_WHAT TO WORK ON_:
Repeat the entire listing exactly as written.

Collected data entries:
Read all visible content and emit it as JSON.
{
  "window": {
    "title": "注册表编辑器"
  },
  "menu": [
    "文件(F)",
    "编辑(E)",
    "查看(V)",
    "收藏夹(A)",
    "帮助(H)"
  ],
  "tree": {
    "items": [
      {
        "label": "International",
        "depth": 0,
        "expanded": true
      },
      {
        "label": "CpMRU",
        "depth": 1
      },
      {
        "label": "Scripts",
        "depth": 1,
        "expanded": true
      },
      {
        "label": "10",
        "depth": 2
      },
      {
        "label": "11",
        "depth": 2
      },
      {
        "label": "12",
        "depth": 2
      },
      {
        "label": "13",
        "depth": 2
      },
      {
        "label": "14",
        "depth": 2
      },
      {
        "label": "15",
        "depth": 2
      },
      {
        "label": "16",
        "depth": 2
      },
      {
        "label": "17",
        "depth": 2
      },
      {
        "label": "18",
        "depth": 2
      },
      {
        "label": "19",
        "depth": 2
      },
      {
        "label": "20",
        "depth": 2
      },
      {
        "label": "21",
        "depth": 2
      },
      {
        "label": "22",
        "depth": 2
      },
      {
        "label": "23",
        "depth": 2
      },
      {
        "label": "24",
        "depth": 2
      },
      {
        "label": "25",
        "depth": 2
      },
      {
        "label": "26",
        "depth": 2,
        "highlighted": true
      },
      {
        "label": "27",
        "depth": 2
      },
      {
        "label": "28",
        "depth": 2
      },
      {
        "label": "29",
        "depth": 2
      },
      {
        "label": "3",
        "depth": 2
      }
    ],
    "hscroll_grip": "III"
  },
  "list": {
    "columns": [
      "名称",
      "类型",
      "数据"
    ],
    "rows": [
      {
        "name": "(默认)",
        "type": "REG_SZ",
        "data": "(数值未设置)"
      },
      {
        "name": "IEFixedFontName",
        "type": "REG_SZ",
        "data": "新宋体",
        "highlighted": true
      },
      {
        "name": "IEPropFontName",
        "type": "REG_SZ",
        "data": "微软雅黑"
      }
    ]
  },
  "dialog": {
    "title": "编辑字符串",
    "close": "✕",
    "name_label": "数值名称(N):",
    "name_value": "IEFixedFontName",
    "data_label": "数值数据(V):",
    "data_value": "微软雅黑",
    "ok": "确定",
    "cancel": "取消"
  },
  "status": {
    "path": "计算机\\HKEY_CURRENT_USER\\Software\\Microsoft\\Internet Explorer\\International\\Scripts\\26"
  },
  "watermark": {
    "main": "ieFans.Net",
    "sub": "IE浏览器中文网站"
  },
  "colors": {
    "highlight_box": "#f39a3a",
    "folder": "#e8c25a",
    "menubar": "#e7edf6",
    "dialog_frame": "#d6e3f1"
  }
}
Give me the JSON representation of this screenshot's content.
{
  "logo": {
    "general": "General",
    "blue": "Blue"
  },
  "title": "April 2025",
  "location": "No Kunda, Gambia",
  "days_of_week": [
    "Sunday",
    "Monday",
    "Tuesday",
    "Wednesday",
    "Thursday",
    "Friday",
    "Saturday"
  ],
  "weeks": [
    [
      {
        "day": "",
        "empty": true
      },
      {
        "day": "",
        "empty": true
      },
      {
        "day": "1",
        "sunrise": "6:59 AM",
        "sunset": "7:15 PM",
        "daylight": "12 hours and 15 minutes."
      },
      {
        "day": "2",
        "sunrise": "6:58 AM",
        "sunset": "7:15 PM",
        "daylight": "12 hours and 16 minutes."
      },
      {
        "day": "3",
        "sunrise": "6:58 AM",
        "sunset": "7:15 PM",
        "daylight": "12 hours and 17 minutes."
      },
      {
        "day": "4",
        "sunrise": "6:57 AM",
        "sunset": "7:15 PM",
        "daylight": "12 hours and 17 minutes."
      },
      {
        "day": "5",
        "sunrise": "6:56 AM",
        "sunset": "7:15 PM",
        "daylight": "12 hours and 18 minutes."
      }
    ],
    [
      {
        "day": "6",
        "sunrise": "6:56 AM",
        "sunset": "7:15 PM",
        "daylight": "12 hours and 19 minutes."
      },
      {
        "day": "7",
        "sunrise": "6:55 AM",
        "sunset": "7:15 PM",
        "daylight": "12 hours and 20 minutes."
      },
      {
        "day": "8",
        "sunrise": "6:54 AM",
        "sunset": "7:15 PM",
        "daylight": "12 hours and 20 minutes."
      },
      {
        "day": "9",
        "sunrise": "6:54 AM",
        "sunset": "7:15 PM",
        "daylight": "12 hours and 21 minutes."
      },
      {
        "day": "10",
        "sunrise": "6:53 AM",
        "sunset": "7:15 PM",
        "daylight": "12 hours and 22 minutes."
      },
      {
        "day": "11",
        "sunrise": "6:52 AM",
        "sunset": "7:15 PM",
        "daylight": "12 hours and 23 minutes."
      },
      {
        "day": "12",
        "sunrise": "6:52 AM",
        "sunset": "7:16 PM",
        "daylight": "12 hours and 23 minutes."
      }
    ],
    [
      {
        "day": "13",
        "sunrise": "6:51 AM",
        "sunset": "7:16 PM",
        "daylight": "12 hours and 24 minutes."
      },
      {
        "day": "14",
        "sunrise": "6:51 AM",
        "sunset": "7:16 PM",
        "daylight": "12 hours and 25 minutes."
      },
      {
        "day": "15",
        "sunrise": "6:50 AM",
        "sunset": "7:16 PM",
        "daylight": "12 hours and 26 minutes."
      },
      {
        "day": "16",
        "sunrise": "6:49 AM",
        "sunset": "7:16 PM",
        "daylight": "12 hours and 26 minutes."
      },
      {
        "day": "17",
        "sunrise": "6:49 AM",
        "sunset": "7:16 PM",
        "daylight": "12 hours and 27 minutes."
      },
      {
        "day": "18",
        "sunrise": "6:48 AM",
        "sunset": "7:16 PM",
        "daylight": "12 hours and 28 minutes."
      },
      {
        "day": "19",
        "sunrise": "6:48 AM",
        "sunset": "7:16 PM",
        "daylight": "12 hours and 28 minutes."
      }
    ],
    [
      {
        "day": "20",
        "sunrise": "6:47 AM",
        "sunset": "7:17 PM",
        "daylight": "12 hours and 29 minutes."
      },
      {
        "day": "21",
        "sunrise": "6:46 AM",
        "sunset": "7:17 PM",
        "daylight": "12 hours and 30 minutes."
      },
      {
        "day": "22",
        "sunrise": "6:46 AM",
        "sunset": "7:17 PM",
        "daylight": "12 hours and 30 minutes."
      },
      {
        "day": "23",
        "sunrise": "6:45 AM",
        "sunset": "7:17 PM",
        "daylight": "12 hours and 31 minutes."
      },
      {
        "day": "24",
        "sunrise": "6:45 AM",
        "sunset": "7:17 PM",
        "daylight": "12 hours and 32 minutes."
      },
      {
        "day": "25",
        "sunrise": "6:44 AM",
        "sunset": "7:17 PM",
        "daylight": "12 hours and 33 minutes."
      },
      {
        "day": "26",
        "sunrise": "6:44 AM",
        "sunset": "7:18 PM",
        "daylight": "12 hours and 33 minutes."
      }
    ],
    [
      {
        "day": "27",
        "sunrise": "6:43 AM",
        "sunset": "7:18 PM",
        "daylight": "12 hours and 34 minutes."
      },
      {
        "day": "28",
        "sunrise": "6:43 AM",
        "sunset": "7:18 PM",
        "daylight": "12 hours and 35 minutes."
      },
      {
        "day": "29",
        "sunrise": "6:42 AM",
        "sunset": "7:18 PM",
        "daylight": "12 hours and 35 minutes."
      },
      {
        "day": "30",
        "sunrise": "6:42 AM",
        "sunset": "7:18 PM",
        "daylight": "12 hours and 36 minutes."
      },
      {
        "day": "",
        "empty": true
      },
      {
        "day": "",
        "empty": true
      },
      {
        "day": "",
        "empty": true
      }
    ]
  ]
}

_SOLUTION TO THE PROBLEM_:
Read all visible content and emit it as JSON.
{
  "window": {
    "title": "注册表编辑器"
  },
  "menu": [
    "文件(F)",
    "编辑(E)",
    "查看(V)",
    "收藏夹(A)",
    "帮助(H)"
  ],
  "tree": {
    "items": [
      {
        "label": "International",
        "depth": 0,
        "expanded": true
      },
      {
        "label": "CpMRU",
        "depth": 1
      },
      {
        "label": "Scripts",
        "depth": 1,
        "expanded": true
      },
      {
        "label": "10",
        "depth": 2
      },
      {
        "label": "11",
        "depth": 2
      },
      {
        "label": "12",
        "depth": 2
      },
      {
        "label": "13",
        "depth": 2
      },
      {
        "label": "14",
        "depth": 2
      },
      {
        "label": "15",
        "depth": 2
      },
      {
        "label": "16",
        "depth": 2
      },
      {
        "label": "17",
        "depth": 2
      },
      {
        "label": "18",
        "depth": 2
      },
      {
        "label": "19",
        "depth": 2
      },
      {
        "label": "20",
        "depth": 2
      },
      {
        "label": "21",
        "depth": 2
      },
      {
        "label": "22",
        "depth": 2
      },
      {
        "label": "23",
        "depth": 2
      },
      {
        "label": "24",
        "depth": 2
      },
      {
        "label": "25",
        "depth": 2
      },
      {
        "label": "26",
        "depth": 2,
        "highlighted": true
      },
      {
        "label": "27",
        "depth": 2
      },
      {
        "label": "28",
        "depth": 2
      },
      {
        "label": "29",
        "depth": 2
      },
      {
        "label": "3",
        "depth": 2
      }
    ],
    "hscroll_grip": "III"
  },
  "list": {
    "columns": [
      "名称",
      "类型",
      "数据"
    ],
    "rows": [
      {
        "name": "(默认)",
        "type": "REG_SZ",
        "data": "(数值未设置)"
      },
      {
        "name": "IEFixedFontName",
        "type": "REG_SZ",
        "data": "新宋体",
        "highlighted": true
      },
      {
        "name": "IEPropFontName",
        "type": "REG_SZ",
        "data": "微软雅黑"
      }
    ]
  },
  "dialog": {
    "title": "编辑字符串",
    "close": "✕",
    "name_label": "数值名称(N):",
    "name_value": "IEFixedFontName",
    "data_label": "数值数据(V):",
    "data_value": "微软雅黑",
    "ok": "确定",
    "cancel": "取消"
  },
  "status": {
    "path": "计算机\\HKEY_CURRENT_USER\\Software\\Microsoft\\Internet Explorer\\International\\Scripts\\26"
  },
  "watermark": {
    "main": "ieFans.Net",
    "sub": "IE浏览器中文网站"
  },
  "colors": {
    "highlight_box": "#f39a3a",
    "folder": "#e8c25a",
    "menubar": "#e7edf6",
    "dialog_frame": "#d6e3f1"
  }
}
Give me the JSON representation of this screenshot's content.
{
  "logo": {
    "general": "General",
    "blue": "Blue"
  },
  "title": "April 2025",
  "location": "No Kunda, Gambia",
  "days_of_week": [
    "Sunday",
    "Monday",
    "Tuesday",
    "Wednesday",
    "Thursday",
    "Friday",
    "Saturday"
  ],
  "weeks": [
    [
      {
        "day": "",
        "empty": true
      },
      {
        "day": "",
        "empty": true
      },
      {
        "day": "1",
        "sunrise": "6:59 AM",
        "sunset": "7:15 PM",
        "daylight": "12 hours and 15 minutes."
      },
      {
        "day": "2",
        "sunrise": "6:58 AM",
        "sunset": "7:15 PM",
        "daylight": "12 hours and 16 minutes."
      },
      {
        "day": "3",
        "sunrise": "6:58 AM",
        "sunset": "7:15 PM",
        "daylight": "12 hours and 17 minutes."
      },
      {
        "day": "4",
        "sunrise": "6:57 AM",
        "sunset": "7:15 PM",
        "daylight": "12 hours and 17 minutes."
      },
      {
        "day": "5",
        "sunrise": "6:56 AM",
        "sunset": "7:15 PM",
        "daylight": "12 hours and 18 minutes."
      }
    ],
    [
      {
        "day": "6",
        "sunrise": "6:56 AM",
        "sunset": "7:15 PM",
        "daylight": "12 hours and 19 minutes."
      },
      {
        "day": "7",
        "sunrise": "6:55 AM",
        "sunset": "7:15 PM",
        "daylight": "12 hours and 20 minutes."
      },
      {
        "day": "8",
        "sunrise": "6:54 AM",
        "sunset": "7:15 PM",
        "daylight": "12 hours and 20 minutes."
      },
      {
        "day": "9",
        "sunrise": "6:54 AM",
        "sunset": "7:15 PM",
        "daylight": "12 hours and 21 minutes."
      },
      {
        "day": "10",
        "sunrise": "6:53 AM",
        "sunset": "7:15 PM",
        "daylight": "12 hours and 22 minutes."
      },
      {
        "day": "11",
        "sunrise": "6:52 AM",
        "sunset": "7:15 PM",
        "daylight": "12 hours and 23 minutes."
      },
      {
        "day": "12",
        "sunrise": "6:52 AM",
        "sunset": "7:16 PM",
        "daylight": "12 hours and 23 minutes."
      }
    ],
    [
      {
        "day": "13",
        "sunrise": "6:51 AM",
        "sunset": "7:16 PM",
        "daylight": "12 hours and 24 minutes."
      },
      {
        "day": "14",
        "sunrise": "6:51 AM",
        "sunset": "7:16 PM",
        "daylight": "12 hours and 25 minutes."
      },
      {
        "day": "15",
        "sunrise": "6:50 AM",
        "sunset": "7:16 PM",
        "daylight": "12 hours and 26 minutes."
      },
      {
        "day": "16",
        "sunrise": "6:49 AM",
        "sunset": "7:16 PM",
        "daylight": "12 hours and 26 minutes."
      },
      {
        "day": "17",
        "sunrise": "6:49 AM",
        "sunset": "7:16 PM",
        "daylight": "12 hours and 27 minutes."
      },
      {
        "day": "18",
        "sunrise": "6:48 AM",
        "sunset": "7:16 PM",
        "daylight": "12 hours and 28 minutes."
      },
      {
        "day": "19",
        "sunrise": "6:48 AM",
        "sunset": "7:16 PM",
        "daylight": "12 hours and 28 minutes."
      }
    ],
    [
      {
        "day": "20",
        "sunrise": "6:47 AM",
        "sunset": "7:17 PM",
        "daylight": "12 hours and 29 minutes."
      },
      {
        "day": "21",
        "sunrise": "6:46 AM",
        "sunset": "7:17 PM",
        "daylight": "12 hours and 30 minutes."
      },
      {
        "day": "22",
        "sunrise": "6:46 AM",
        "sunset": "7:17 PM",
        "daylight": "12 hours and 30 minutes."
      },
      {
        "day": "23",
        "sunrise": "6:45 AM",
        "sunset": "7:17 PM",
        "daylight": "12 hours and 31 minutes."
      },
      {
        "day": "24",
        "sunrise": "6:45 AM",
        "sunset": "7:17 PM",
        "daylight": "12 hours and 32 minutes."
      },
      {
        "day": "25",
        "sunrise": "6:44 AM",
        "sunset": "7:17 PM",
        "daylight": "12 hours and 33 minutes."
      },
      {
        "day": "26",
        "sunrise": "6:44 AM",
        "sunset": "7:18 PM",
        "daylight": "12 hours and 33 minutes."
      }
    ],
    [
      {
        "day": "27",
        "sunrise": "6:43 AM",
        "sunset": "7:18 PM",
        "daylight": "12 hours and 34 minutes."
      },
      {
        "day": "28",
        "sunrise": "6:43 AM",
        "sunset": "7:18 PM",
        "daylight": "12 hours and 35 minutes."
      },
      {
        "day": "29",
        "sunrise": "6:42 AM",
        "sunset": "7:18 PM",
        "daylight": "12 hours and 35 minutes."
      },
      {
        "day": "30",
        "sunrise": "6:42 AM",
        "sunset": "7:18 PM",
        "daylight": "12 hours and 36 minutes."
      },
      {
        "day": "",
        "empty": true
      },
      {
        "day": "",
        "empty": true
      },
      {
        "day": "",
        "empty": true
      }
    ]
  ]
}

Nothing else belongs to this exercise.